Task details: Starting with the line containing "376, 296, 391]" and going on through the line containing "376, 198, 391]", can you repeat those lines with "col-label" swapped for "column-label" and nothing else changed?

Recorded data:
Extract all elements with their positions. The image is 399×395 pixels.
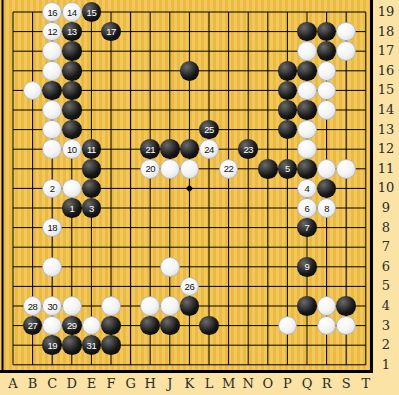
col-label: P	[278, 376, 296, 391]
col-label: G	[122, 376, 140, 391]
col-label: B	[24, 376, 42, 391]
stone-black: 19	[42, 335, 62, 355]
col-label: D	[63, 376, 81, 391]
row-label: 13	[375, 122, 397, 137]
stone-black: 5	[278, 159, 298, 179]
stone-white	[317, 100, 337, 120]
col-label: O	[259, 376, 277, 391]
star-point	[186, 185, 193, 192]
stone-black	[62, 41, 82, 61]
stone-black	[101, 316, 121, 336]
stone-black: 23	[238, 139, 258, 159]
stone-white: 8	[317, 198, 337, 218]
row-label: 9	[375, 200, 397, 215]
stone-black	[62, 81, 82, 101]
stone-white: 14	[62, 2, 82, 22]
col-label: L	[200, 376, 218, 391]
stone-black	[62, 335, 82, 355]
stone-white: 18	[42, 218, 62, 238]
row-label: 5	[375, 278, 397, 293]
stone-white: 10	[62, 139, 82, 159]
stone-white	[42, 61, 62, 81]
stone-black	[180, 61, 200, 81]
stone-white	[317, 61, 337, 81]
stone-black	[297, 61, 317, 81]
col-label: K	[180, 376, 198, 391]
stone-black	[160, 139, 180, 159]
stone-white: 30	[42, 296, 62, 316]
stone-black: 21	[140, 139, 160, 159]
stone-white	[42, 316, 62, 336]
stone-white	[336, 159, 356, 179]
stone-black: 31	[82, 335, 102, 355]
row-label: 6	[375, 259, 397, 274]
stone-white	[42, 257, 62, 277]
stone-white	[297, 139, 317, 159]
stone-white: 12	[42, 22, 62, 42]
stone-white	[336, 22, 356, 42]
stone-black	[278, 61, 298, 81]
col-label: F	[102, 376, 120, 391]
stone-white: 24	[199, 139, 219, 159]
stone-white: 20	[140, 159, 160, 179]
row-label: 8	[375, 220, 397, 235]
stone-white	[42, 100, 62, 120]
col-label: J	[161, 376, 179, 391]
row-label: 4	[375, 298, 397, 313]
stone-white	[297, 41, 317, 61]
row-label: 10	[375, 180, 397, 195]
row-label: 14	[375, 102, 397, 117]
stone-white	[160, 159, 180, 179]
stone-black	[62, 120, 82, 140]
col-label: E	[82, 376, 100, 391]
col-label: M	[220, 376, 238, 391]
stone-black	[140, 316, 160, 336]
stone-white: 26	[180, 277, 200, 297]
stone-black	[180, 296, 200, 316]
stone-white: 28	[23, 296, 43, 316]
row-label: 7	[375, 239, 397, 254]
col-label: Q	[298, 376, 316, 391]
stone-black: 9	[297, 257, 317, 277]
stone-white	[140, 296, 160, 316]
board-grid	[0, 0, 399, 395]
stone-black: 1	[62, 198, 82, 218]
stone-black	[82, 179, 102, 199]
stone-white: 4	[297, 179, 317, 199]
stone-black	[336, 296, 356, 316]
col-label: T	[357, 376, 375, 391]
stone-white	[101, 296, 121, 316]
stone-white	[42, 120, 62, 140]
stone-black: 29	[62, 316, 82, 336]
row-label: 12	[375, 141, 397, 156]
stone-white	[42, 139, 62, 159]
stone-black	[297, 296, 317, 316]
stone-black: 17	[101, 22, 121, 42]
stone-white	[180, 159, 200, 179]
stone-black	[82, 159, 102, 179]
stone-black	[199, 316, 219, 336]
stone-black: 3	[82, 198, 102, 218]
stone-black	[62, 61, 82, 81]
stone-white	[336, 316, 356, 336]
stone-black	[62, 100, 82, 120]
stone-black	[297, 22, 317, 42]
stone-white	[62, 179, 82, 199]
stone-black	[258, 159, 278, 179]
col-label: R	[318, 376, 336, 391]
stone-white	[42, 41, 62, 61]
stone-black: 11	[82, 139, 102, 159]
stone-black	[297, 100, 317, 120]
stone-white	[160, 257, 180, 277]
stone-white: 6	[297, 198, 317, 218]
stone-black: 13	[62, 22, 82, 42]
row-label: 2	[375, 337, 397, 352]
stone-black: 7	[297, 218, 317, 238]
stone-white	[160, 296, 180, 316]
stone-black: 25	[199, 120, 219, 140]
col-label: C	[43, 376, 61, 391]
stone-white: 2	[42, 179, 62, 199]
stone-white	[336, 41, 356, 61]
row-label: 15	[375, 82, 397, 97]
stone-black	[317, 41, 337, 61]
stone-black	[278, 100, 298, 120]
stone-black	[42, 81, 62, 101]
stone-white	[297, 81, 317, 101]
stone-black: 15	[82, 2, 102, 22]
stone-black	[297, 159, 317, 179]
stone-white	[297, 120, 317, 140]
row-label: 16	[375, 63, 397, 78]
col-label: H	[141, 376, 159, 391]
stone-white	[317, 159, 337, 179]
go-board-diagram: 1614151213172510112124232022524136818792…	[0, 0, 399, 395]
row-label: 3	[375, 318, 397, 333]
row-label: 17	[375, 43, 397, 58]
stone-white	[317, 296, 337, 316]
stone-black	[101, 335, 121, 355]
row-label: 11	[375, 161, 397, 176]
stone-black	[180, 139, 200, 159]
col-label: A	[4, 376, 22, 391]
stone-white: 16	[42, 2, 62, 22]
row-label: 18	[375, 24, 397, 39]
stone-white	[62, 296, 82, 316]
row-label: 1	[375, 357, 397, 372]
row-label: 19	[375, 4, 397, 19]
stone-white: 22	[219, 159, 239, 179]
stone-black	[278, 81, 298, 101]
col-label: N	[239, 376, 257, 391]
col-label: S	[337, 376, 355, 391]
stone-black	[160, 316, 180, 336]
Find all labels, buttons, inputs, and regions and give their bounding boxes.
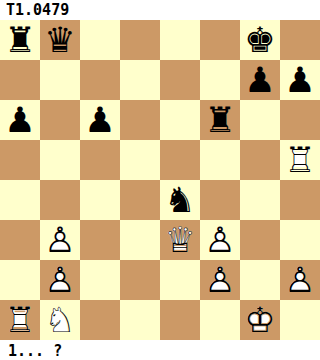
move-prompt: 1... ?: [0, 340, 320, 360]
piece-glyph: ♚: [240, 20, 280, 60]
square-d3[interactable]: [120, 220, 160, 260]
square-d6[interactable]: [120, 100, 160, 140]
white-knight[interactable]: ♞♘: [40, 300, 80, 340]
square-f1[interactable]: [200, 300, 240, 340]
square-h4[interactable]: [280, 180, 320, 220]
square-h7[interactable]: ♟: [280, 60, 320, 100]
black-pawn[interactable]: ♟: [0, 100, 40, 140]
white-pawn[interactable]: ♟♙: [200, 220, 240, 260]
black-pawn[interactable]: ♟: [80, 100, 120, 140]
piece-glyph: ♞: [160, 180, 200, 220]
white-pawn[interactable]: ♟♙: [40, 220, 80, 260]
piece-glyph: ♜: [200, 100, 240, 140]
square-f6[interactable]: ♜: [200, 100, 240, 140]
square-d7[interactable]: [120, 60, 160, 100]
square-e3[interactable]: ♛♕: [160, 220, 200, 260]
square-c3[interactable]: [80, 220, 120, 260]
square-f8[interactable]: [200, 20, 240, 60]
square-e6[interactable]: [160, 100, 200, 140]
white-king[interactable]: ♚♔: [240, 300, 280, 340]
square-g5[interactable]: [240, 140, 280, 180]
square-d4[interactable]: [120, 180, 160, 220]
black-knight[interactable]: ♞: [160, 180, 200, 220]
piece-glyph-outline: ♔: [240, 300, 280, 340]
square-b1[interactable]: ♞♘: [40, 300, 80, 340]
square-a6[interactable]: ♟: [0, 100, 40, 140]
piece-glyph-outline: ♕: [160, 220, 200, 260]
square-a7[interactable]: [0, 60, 40, 100]
square-e2[interactable]: [160, 260, 200, 300]
piece-glyph-outline: ♖: [0, 300, 40, 340]
square-a3[interactable]: [0, 220, 40, 260]
square-e4[interactable]: ♞: [160, 180, 200, 220]
square-c8[interactable]: [80, 20, 120, 60]
piece-glyph: ♟: [80, 100, 120, 140]
square-g8[interactable]: ♚: [240, 20, 280, 60]
piece-glyph-outline: ♙: [280, 260, 320, 300]
square-d1[interactable]: [120, 300, 160, 340]
piece-glyph: ♛: [40, 20, 80, 60]
square-a8[interactable]: ♜: [0, 20, 40, 60]
square-e1[interactable]: [160, 300, 200, 340]
square-h3[interactable]: [280, 220, 320, 260]
square-h1[interactable]: [280, 300, 320, 340]
square-e8[interactable]: [160, 20, 200, 60]
square-f2[interactable]: ♟♙: [200, 260, 240, 300]
piece-glyph: ♟: [0, 100, 40, 140]
square-d8[interactable]: [120, 20, 160, 60]
square-f5[interactable]: [200, 140, 240, 180]
square-b2[interactable]: ♟♙: [40, 260, 80, 300]
black-queen[interactable]: ♛: [40, 20, 80, 60]
white-queen[interactable]: ♛♕: [160, 220, 200, 260]
square-a5[interactable]: [0, 140, 40, 180]
square-g3[interactable]: [240, 220, 280, 260]
square-e7[interactable]: [160, 60, 200, 100]
chess-board: ♜♛♚♟♟♟♟♜♜♖♞♟♙♛♕♟♙♟♙♟♙♟♙♜♖♞♘♚♔: [0, 20, 320, 340]
square-b8[interactable]: ♛: [40, 20, 80, 60]
square-c7[interactable]: [80, 60, 120, 100]
white-rook[interactable]: ♜♖: [0, 300, 40, 340]
square-h2[interactable]: ♟♙: [280, 260, 320, 300]
square-c6[interactable]: ♟: [80, 100, 120, 140]
square-g7[interactable]: ♟: [240, 60, 280, 100]
square-c4[interactable]: [80, 180, 120, 220]
piece-glyph-outline: ♘: [40, 300, 80, 340]
black-rook[interactable]: ♜: [200, 100, 240, 140]
piece-glyph-outline: ♙: [40, 260, 80, 300]
piece-glyph: ♟: [240, 60, 280, 100]
piece-glyph: ♟: [280, 60, 320, 100]
black-king[interactable]: ♚: [240, 20, 280, 60]
square-c1[interactable]: [80, 300, 120, 340]
piece-glyph-outline: ♖: [280, 140, 320, 180]
square-g6[interactable]: [240, 100, 280, 140]
square-a1[interactable]: ♜♖: [0, 300, 40, 340]
black-pawn[interactable]: ♟: [240, 60, 280, 100]
piece-glyph-outline: ♙: [200, 260, 240, 300]
square-b3[interactable]: ♟♙: [40, 220, 80, 260]
square-b6[interactable]: [40, 100, 80, 140]
square-d2[interactable]: [120, 260, 160, 300]
square-e5[interactable]: [160, 140, 200, 180]
square-g2[interactable]: [240, 260, 280, 300]
piece-glyph: ♜: [0, 20, 40, 60]
square-g4[interactable]: [240, 180, 280, 220]
black-pawn[interactable]: ♟: [280, 60, 320, 100]
square-h5[interactable]: ♜♖: [280, 140, 320, 180]
puzzle-id: T1.0479: [0, 0, 320, 20]
square-f7[interactable]: [200, 60, 240, 100]
black-rook[interactable]: ♜: [0, 20, 40, 60]
square-a4[interactable]: [0, 180, 40, 220]
square-c5[interactable]: [80, 140, 120, 180]
square-a2[interactable]: [0, 260, 40, 300]
piece-glyph-outline: ♙: [200, 220, 240, 260]
square-c2[interactable]: [80, 260, 120, 300]
square-b7[interactable]: [40, 60, 80, 100]
square-h6[interactable]: [280, 100, 320, 140]
square-g1[interactable]: ♚♔: [240, 300, 280, 340]
square-b4[interactable]: [40, 180, 80, 220]
square-f4[interactable]: [200, 180, 240, 220]
square-h8[interactable]: [280, 20, 320, 60]
square-f3[interactable]: ♟♙: [200, 220, 240, 260]
white-pawn[interactable]: ♟♙: [280, 260, 320, 300]
square-b5[interactable]: [40, 140, 80, 180]
white-pawn[interactable]: ♟♙: [40, 260, 80, 300]
white-pawn[interactable]: ♟♙: [200, 260, 240, 300]
white-rook[interactable]: ♜♖: [280, 140, 320, 180]
square-d5[interactable]: [120, 140, 160, 180]
piece-glyph-outline: ♙: [40, 220, 80, 260]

Exercise result:
column-label: P	[278, 376, 296, 391]
column-label: G	[122, 376, 140, 391]
column-label: B	[24, 376, 42, 391]
stone-black: 19	[42, 335, 62, 355]
column-label: D	[63, 376, 81, 391]
row-label: 13	[375, 122, 397, 137]
stone-black: 5	[278, 159, 298, 179]
stone-white	[317, 100, 337, 120]
column-label: O	[259, 376, 277, 391]
star-point	[186, 185, 193, 192]
stone-black	[62, 41, 82, 61]
stone-black	[101, 316, 121, 336]
stone-black: 23	[238, 139, 258, 159]
stone-white: 8	[317, 198, 337, 218]
row-label: 9	[375, 200, 397, 215]
stone-black	[62, 81, 82, 101]
stone-white: 14	[62, 2, 82, 22]
column-label: L	[200, 376, 218, 391]
stone-black	[62, 335, 82, 355]
stone-white: 18	[42, 218, 62, 238]
row-label: 5	[375, 278, 397, 293]
stone-white: 10	[62, 139, 82, 159]
stone-white	[42, 61, 62, 81]
stone-black	[180, 61, 200, 81]
stone-white	[317, 61, 337, 81]
stone-black	[297, 61, 317, 81]
column-label: K	[180, 376, 198, 391]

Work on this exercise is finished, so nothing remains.